(Region annotation records)
::::

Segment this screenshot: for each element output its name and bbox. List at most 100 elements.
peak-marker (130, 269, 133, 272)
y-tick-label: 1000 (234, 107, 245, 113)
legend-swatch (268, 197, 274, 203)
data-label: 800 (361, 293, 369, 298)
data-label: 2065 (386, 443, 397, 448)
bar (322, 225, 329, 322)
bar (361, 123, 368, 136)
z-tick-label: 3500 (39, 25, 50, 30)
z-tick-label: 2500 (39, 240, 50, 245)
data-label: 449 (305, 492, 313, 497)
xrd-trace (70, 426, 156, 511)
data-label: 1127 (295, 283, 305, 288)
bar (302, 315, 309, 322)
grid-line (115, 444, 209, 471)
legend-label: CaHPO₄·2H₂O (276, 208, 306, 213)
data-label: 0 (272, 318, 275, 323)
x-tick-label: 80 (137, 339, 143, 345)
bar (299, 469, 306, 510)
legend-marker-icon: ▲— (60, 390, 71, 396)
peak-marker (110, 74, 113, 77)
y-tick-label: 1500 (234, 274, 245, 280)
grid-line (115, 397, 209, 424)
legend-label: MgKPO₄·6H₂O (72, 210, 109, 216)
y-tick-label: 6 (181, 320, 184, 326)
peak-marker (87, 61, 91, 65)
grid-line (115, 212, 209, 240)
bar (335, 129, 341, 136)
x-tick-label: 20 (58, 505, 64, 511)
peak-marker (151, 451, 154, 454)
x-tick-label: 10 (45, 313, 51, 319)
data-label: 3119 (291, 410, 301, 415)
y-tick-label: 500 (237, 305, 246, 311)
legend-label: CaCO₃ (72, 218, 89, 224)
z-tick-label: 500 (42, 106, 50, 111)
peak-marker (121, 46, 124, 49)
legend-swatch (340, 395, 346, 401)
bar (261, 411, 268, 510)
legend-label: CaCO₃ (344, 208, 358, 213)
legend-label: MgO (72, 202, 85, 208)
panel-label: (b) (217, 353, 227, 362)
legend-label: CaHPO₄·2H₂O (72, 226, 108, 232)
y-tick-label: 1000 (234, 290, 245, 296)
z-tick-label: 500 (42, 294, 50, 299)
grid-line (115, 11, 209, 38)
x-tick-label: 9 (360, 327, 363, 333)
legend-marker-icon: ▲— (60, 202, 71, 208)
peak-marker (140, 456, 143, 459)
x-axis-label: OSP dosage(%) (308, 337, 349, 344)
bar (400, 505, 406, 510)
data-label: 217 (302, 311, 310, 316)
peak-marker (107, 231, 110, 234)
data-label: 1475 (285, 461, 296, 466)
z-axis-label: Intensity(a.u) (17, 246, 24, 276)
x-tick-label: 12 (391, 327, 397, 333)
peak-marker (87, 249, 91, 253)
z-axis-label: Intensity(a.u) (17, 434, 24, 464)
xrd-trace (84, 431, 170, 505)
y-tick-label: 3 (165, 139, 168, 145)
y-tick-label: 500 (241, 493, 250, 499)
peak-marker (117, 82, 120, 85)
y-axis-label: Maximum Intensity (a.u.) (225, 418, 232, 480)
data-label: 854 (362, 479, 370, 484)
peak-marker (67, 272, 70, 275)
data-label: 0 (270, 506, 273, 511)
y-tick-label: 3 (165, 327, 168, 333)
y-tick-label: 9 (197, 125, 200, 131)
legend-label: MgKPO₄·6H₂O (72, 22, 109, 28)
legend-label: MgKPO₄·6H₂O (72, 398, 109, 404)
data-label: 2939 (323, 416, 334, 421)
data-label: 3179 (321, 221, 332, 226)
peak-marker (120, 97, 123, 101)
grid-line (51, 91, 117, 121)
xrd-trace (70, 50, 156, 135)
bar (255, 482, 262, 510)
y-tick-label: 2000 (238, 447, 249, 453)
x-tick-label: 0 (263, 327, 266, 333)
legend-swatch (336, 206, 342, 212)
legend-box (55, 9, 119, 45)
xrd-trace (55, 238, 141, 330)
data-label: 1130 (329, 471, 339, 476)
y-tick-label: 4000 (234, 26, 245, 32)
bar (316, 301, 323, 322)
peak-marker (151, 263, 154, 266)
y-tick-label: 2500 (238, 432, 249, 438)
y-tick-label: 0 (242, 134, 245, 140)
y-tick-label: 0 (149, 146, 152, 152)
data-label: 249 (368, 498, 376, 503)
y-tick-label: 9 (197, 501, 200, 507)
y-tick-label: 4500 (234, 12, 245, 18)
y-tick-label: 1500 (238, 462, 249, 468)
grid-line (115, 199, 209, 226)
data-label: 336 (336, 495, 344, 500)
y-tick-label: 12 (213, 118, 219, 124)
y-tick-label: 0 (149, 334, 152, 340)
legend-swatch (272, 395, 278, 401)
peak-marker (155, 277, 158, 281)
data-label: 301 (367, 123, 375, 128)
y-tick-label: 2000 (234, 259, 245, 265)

::::

Output the records above verbatim, every line in its original order, with no changes.

#### Reply
Segment this screenshot: for each element output its name and bbox. List at most 100 elements.
peak-marker (130, 269, 133, 272)
y-tick-label: 1000 (234, 107, 245, 113)
legend-swatch (268, 197, 274, 203)
data-label: 800 (361, 293, 369, 298)
data-label: 2065 (386, 443, 397, 448)
bar (322, 225, 329, 322)
bar (361, 123, 368, 136)
z-tick-label: 3500 (39, 25, 50, 30)
z-tick-label: 2500 (39, 240, 50, 245)
data-label: 449 (305, 492, 313, 497)
xrd-trace (70, 426, 156, 511)
data-label: 1127 (295, 283, 305, 288)
bar (302, 315, 309, 322)
grid-line (115, 444, 209, 471)
legend-label: CaHPO₄·2H₂O (276, 208, 306, 213)
data-label: 0 (272, 318, 275, 323)
x-tick-label: 80 (137, 339, 143, 345)
bar (299, 469, 306, 510)
legend-marker-icon: ▲— (60, 390, 71, 396)
peak-marker (110, 74, 113, 77)
y-tick-label: 1500 (234, 274, 245, 280)
grid-line (115, 397, 209, 424)
legend-label: MgKPO₄·6H₂O (72, 210, 109, 216)
y-tick-label: 6 (181, 320, 184, 326)
peak-marker (87, 61, 91, 65)
grid-line (115, 212, 209, 240)
bar (335, 129, 341, 136)
x-tick-label: 20 (58, 505, 64, 511)
peak-marker (151, 451, 154, 454)
x-tick-label: 10 (45, 313, 51, 319)
data-label: 3119 (291, 410, 301, 415)
y-tick-label: 500 (237, 305, 246, 311)
legend-label: CaCO₃ (72, 218, 89, 224)
z-tick-label: 500 (42, 106, 50, 111)
peak-marker (121, 46, 124, 49)
legend-swatch (340, 395, 346, 401)
bar (261, 411, 268, 510)
legend-label: CaCO₃ (344, 208, 358, 213)
legend-label: MgO (72, 202, 85, 208)
panel-label: (b) (217, 353, 227, 362)
legend-label: CaHPO₄·2H₂O (72, 226, 108, 232)
y-tick-label: 1000 (234, 290, 245, 296)
z-tick-label: 500 (42, 294, 50, 299)
grid-line (115, 11, 209, 38)
x-tick-label: 9 (360, 327, 363, 333)
legend-marker-icon: ▲— (60, 202, 71, 208)
peak-marker (140, 456, 143, 459)
x-axis-label: OSP dosage(%) (308, 337, 349, 344)
bar (400, 505, 406, 510)
data-label: 217 (302, 311, 310, 316)
peak-marker (107, 231, 110, 234)
data-label: 1475 (285, 461, 296, 466)
z-axis-label: Intensity(a.u) (17, 246, 24, 276)
x-tick-label: 12 (391, 327, 397, 333)
peak-marker (87, 249, 91, 253)
z-axis-label: Intensity(a.u) (17, 434, 24, 464)
xrd-trace (84, 431, 170, 505)
y-tick-label: 3 (165, 139, 168, 145)
y-tick-label: 500 (241, 493, 250, 499)
peak-marker (117, 82, 120, 85)
y-axis-label: Maximum Intensity (a.u.) (225, 418, 232, 480)
data-label: 854 (362, 479, 370, 484)
peak-marker (67, 272, 70, 275)
data-label: 0 (270, 506, 273, 511)
y-tick-label: 3 (165, 327, 168, 333)
y-tick-label: 9 (197, 125, 200, 131)
legend-label: MgKPO₄·6H₂O (72, 22, 109, 28)
legend-label: MgKPO₄·6H₂O (72, 398, 109, 404)
data-label: 2939 (323, 416, 334, 421)
data-label: 3179 (321, 221, 332, 226)
peak-marker (120, 97, 123, 101)
grid-line (51, 91, 117, 121)
xrd-trace (70, 50, 156, 135)
bar (255, 482, 262, 510)
y-tick-label: 2000 (238, 447, 249, 453)
x-tick-label: 0 (263, 327, 266, 333)
legend-swatch (336, 206, 342, 212)
legend-box (55, 9, 119, 45)
xrd-trace (55, 238, 141, 330)
data-label: 1130 (329, 471, 339, 476)
y-tick-label: 4000 (234, 26, 245, 32)
bar (316, 301, 323, 322)
peak-marker (151, 263, 154, 266)
y-tick-label: 2500 (238, 432, 249, 438)
y-tick-label: 0 (242, 134, 245, 140)
y-tick-label: 0 (149, 146, 152, 152)
data-label: 249 (368, 498, 376, 503)
y-tick-label: 9 (197, 501, 200, 507)
y-tick-label: 4500 (234, 12, 245, 18)
y-tick-label: 1500 (238, 462, 249, 468)
grid-line (115, 199, 209, 226)
data-label: 336 (336, 495, 344, 500)
y-tick-label: 12 (213, 118, 219, 124)
y-tick-label: 0 (149, 334, 152, 340)
legend-swatch (272, 395, 278, 401)
peak-marker (155, 277, 158, 281)
data-label: 301 (367, 123, 375, 128)
y-tick-label: 2000 (234, 259, 245, 265)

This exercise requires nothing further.